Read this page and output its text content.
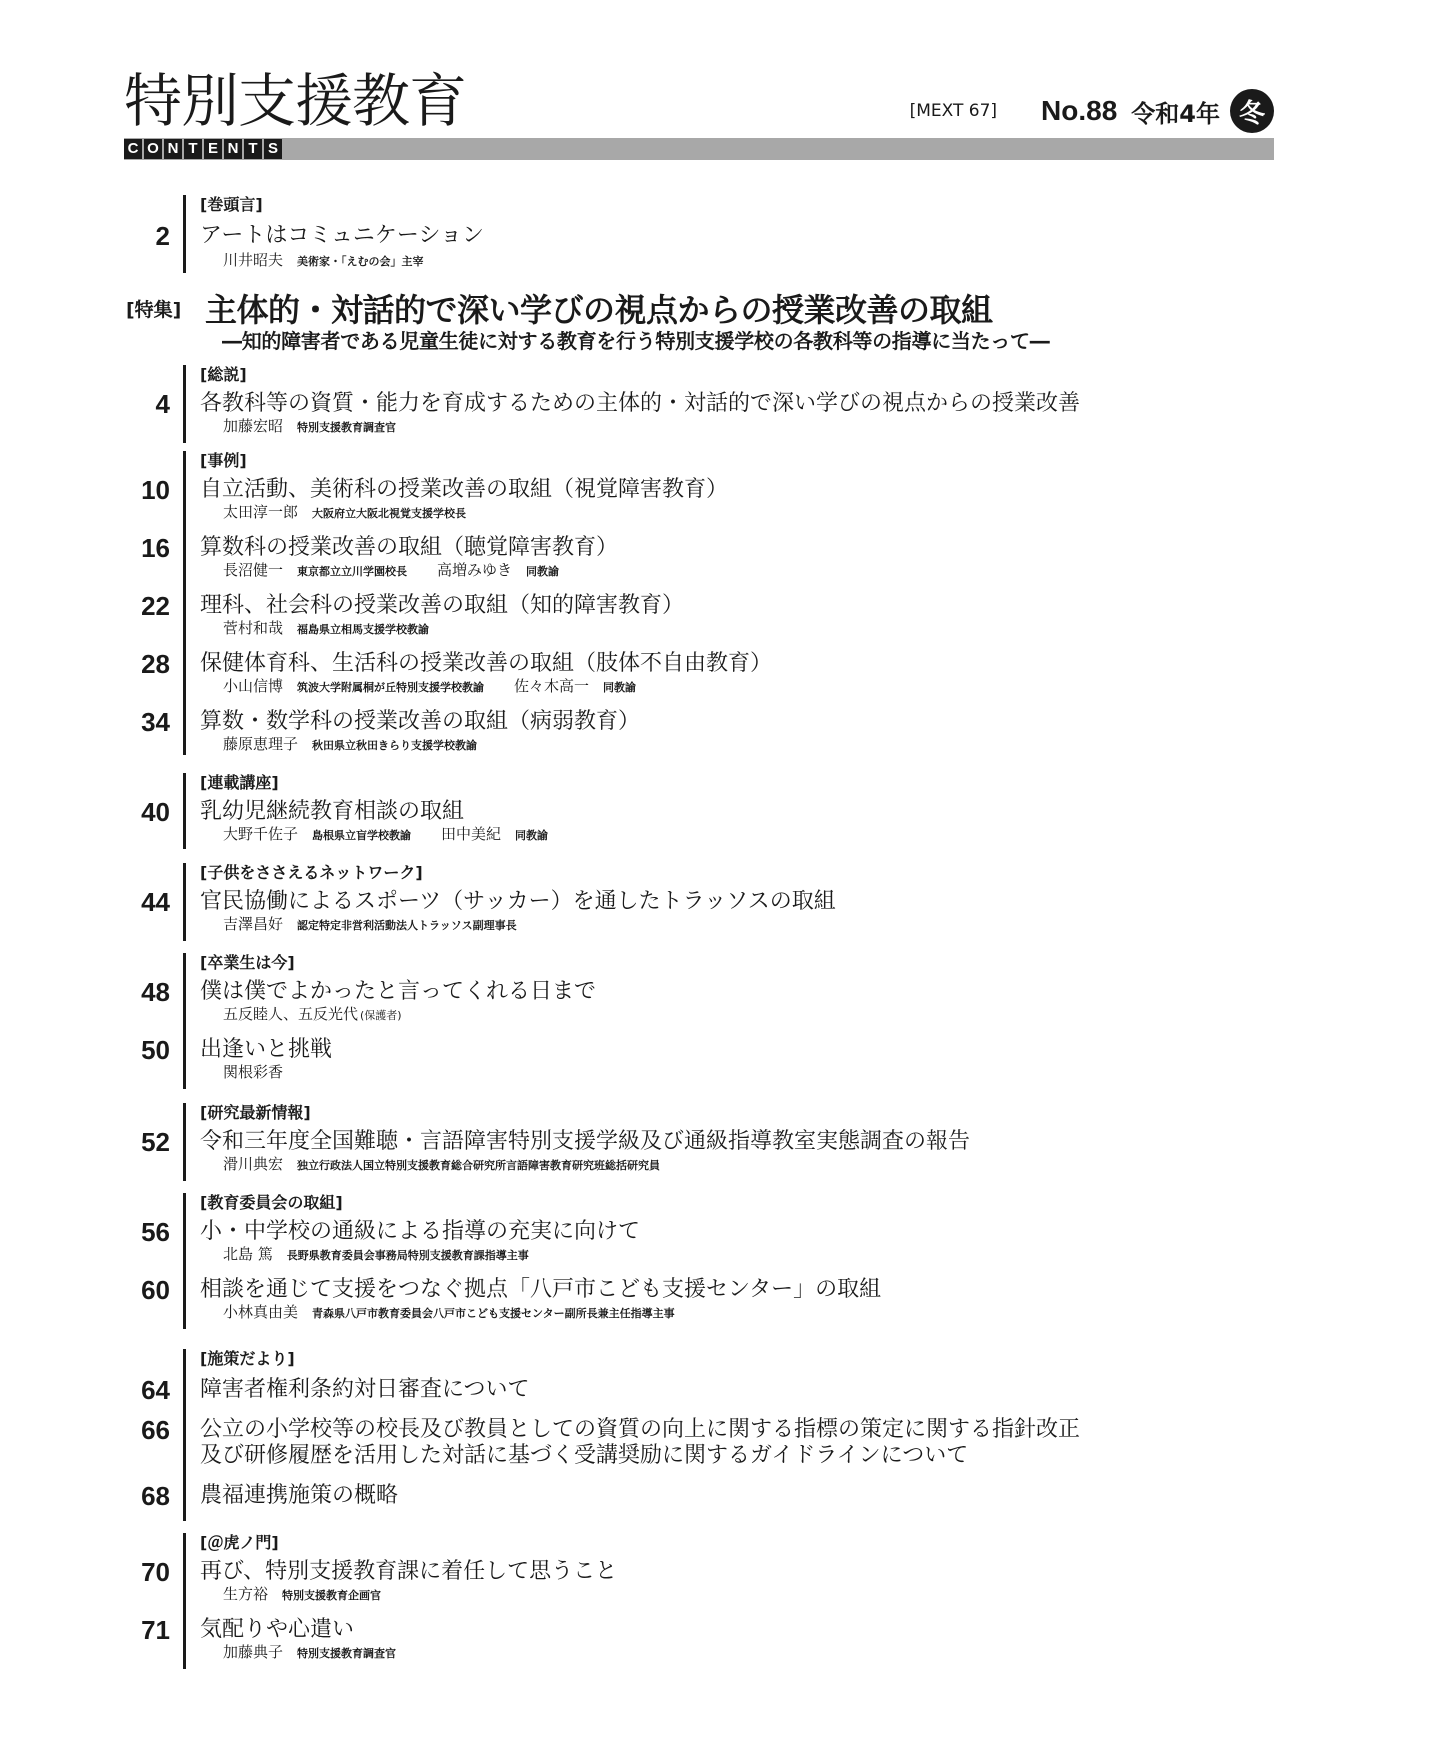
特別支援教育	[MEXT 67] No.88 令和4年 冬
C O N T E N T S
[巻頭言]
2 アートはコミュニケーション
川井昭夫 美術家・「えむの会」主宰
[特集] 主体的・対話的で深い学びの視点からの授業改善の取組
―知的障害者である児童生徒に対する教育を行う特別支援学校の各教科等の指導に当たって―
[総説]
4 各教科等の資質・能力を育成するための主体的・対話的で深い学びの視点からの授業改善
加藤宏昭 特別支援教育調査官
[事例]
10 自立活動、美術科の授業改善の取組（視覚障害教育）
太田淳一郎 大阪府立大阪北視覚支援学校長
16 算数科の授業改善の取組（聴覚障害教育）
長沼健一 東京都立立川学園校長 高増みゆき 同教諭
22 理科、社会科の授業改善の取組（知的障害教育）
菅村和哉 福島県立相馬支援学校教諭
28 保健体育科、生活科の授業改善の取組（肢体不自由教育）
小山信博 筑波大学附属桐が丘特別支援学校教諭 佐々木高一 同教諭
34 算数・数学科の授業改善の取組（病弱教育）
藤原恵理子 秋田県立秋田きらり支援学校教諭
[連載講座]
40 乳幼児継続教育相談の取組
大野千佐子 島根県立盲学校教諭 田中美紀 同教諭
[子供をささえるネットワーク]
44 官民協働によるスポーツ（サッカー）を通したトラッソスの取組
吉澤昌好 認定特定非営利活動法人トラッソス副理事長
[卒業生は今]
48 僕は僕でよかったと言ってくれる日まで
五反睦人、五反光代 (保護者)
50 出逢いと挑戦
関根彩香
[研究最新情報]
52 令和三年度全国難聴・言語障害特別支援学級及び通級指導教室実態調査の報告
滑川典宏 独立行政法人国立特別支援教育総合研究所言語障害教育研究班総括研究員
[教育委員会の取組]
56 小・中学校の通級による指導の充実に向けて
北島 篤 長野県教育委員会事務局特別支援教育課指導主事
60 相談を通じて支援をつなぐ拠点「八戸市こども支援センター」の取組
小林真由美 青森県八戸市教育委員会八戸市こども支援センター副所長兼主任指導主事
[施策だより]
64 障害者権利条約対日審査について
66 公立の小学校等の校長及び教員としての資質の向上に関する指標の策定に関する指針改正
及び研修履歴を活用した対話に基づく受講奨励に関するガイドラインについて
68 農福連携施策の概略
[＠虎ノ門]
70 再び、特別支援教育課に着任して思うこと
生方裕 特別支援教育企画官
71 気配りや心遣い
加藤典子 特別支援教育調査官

--

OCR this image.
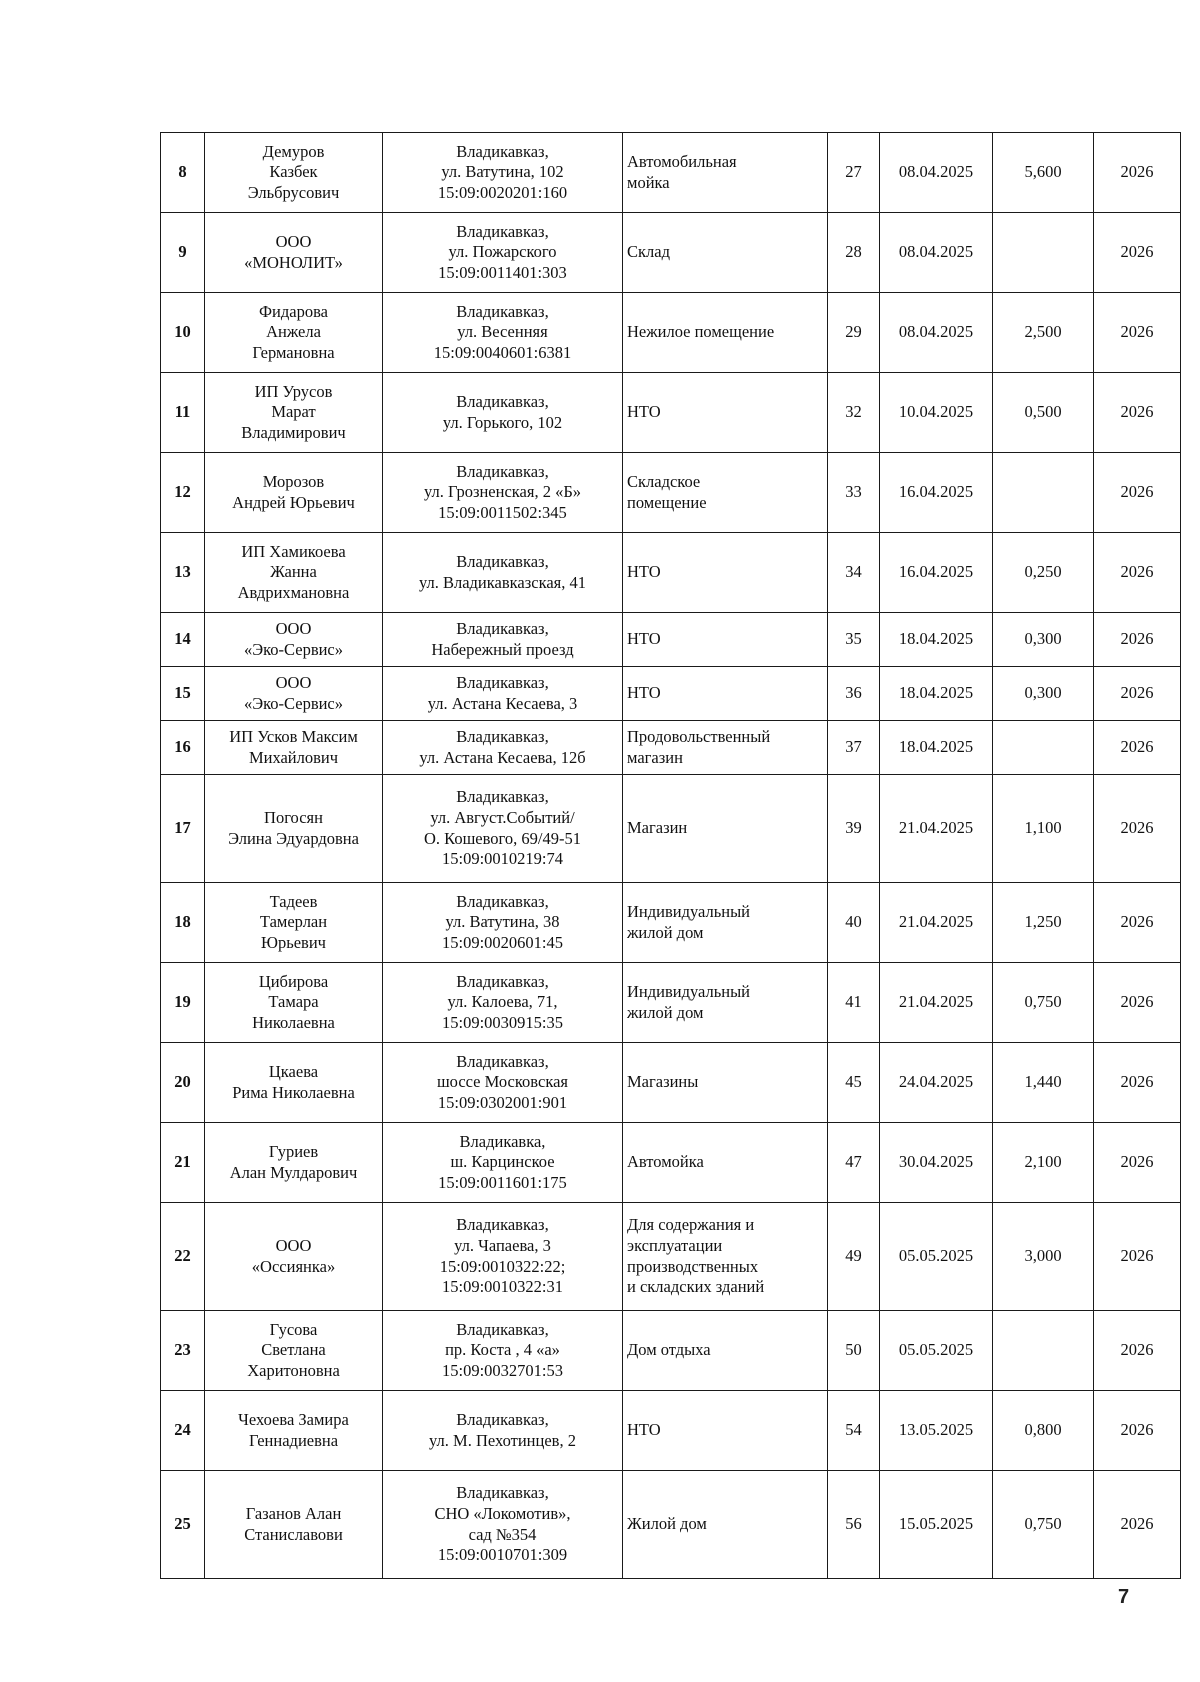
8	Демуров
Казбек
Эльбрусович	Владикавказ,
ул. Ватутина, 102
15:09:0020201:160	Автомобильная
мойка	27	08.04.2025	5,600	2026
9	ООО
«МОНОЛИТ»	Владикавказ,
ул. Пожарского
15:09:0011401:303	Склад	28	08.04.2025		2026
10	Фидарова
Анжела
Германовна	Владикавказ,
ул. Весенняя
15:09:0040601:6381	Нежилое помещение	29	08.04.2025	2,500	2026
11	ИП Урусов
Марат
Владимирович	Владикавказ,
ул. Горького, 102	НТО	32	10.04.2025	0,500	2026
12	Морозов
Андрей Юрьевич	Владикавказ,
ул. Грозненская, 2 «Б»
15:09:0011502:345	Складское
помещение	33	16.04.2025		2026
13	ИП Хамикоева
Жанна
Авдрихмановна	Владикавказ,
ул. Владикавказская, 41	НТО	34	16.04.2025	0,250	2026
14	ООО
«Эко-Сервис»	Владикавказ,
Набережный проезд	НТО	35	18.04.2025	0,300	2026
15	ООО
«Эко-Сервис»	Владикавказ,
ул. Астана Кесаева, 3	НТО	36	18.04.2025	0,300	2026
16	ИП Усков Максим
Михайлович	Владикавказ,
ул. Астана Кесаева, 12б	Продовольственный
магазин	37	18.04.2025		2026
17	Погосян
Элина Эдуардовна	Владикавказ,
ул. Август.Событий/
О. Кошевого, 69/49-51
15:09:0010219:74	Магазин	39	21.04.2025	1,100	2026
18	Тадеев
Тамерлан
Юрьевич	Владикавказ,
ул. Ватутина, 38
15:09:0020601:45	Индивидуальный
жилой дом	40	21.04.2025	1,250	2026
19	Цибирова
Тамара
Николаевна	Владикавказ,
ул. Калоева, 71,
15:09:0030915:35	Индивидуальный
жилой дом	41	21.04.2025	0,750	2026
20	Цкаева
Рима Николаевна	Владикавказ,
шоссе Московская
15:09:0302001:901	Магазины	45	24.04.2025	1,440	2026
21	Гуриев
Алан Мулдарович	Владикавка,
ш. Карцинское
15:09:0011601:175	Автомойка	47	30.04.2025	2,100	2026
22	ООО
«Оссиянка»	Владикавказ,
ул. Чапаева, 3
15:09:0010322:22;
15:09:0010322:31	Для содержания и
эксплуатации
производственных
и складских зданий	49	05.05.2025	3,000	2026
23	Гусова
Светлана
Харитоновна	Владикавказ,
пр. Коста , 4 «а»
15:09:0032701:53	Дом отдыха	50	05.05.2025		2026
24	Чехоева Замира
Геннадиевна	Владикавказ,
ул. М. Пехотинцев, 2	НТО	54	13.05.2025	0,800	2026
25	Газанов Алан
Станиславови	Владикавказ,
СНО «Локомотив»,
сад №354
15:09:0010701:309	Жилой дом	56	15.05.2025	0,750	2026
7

...

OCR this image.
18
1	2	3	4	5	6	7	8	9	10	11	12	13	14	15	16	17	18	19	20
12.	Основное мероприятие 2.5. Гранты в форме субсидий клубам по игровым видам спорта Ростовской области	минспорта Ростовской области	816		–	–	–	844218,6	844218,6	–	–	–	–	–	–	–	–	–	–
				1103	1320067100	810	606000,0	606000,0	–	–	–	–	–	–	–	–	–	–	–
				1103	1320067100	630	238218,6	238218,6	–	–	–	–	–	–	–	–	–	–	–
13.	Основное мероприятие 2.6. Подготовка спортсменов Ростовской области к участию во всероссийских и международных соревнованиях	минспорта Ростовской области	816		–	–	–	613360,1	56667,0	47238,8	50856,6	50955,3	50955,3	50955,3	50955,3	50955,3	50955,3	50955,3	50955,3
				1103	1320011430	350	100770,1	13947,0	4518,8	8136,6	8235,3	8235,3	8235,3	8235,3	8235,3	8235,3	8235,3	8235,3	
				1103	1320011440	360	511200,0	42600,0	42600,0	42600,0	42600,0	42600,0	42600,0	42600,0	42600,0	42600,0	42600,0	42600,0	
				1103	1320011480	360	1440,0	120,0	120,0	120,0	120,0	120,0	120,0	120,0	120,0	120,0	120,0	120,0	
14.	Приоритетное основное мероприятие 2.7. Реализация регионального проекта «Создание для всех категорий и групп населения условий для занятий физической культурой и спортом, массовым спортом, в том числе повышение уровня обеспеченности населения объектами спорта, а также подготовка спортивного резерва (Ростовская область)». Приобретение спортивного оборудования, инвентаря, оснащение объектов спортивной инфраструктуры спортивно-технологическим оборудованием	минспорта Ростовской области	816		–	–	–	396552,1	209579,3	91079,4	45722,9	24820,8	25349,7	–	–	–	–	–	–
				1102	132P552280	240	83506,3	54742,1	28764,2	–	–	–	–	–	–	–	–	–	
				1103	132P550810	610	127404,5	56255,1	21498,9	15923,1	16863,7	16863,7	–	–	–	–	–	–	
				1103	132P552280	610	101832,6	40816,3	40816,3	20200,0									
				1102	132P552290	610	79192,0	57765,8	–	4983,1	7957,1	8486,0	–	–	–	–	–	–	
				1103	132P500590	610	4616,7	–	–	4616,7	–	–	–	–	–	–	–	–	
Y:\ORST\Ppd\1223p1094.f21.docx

Request — Collect the lines that hold "Индивидуальный".

Task result —
15:09:0020601:45	Индивидуальный
15:09:0030915:35	Индивидуальный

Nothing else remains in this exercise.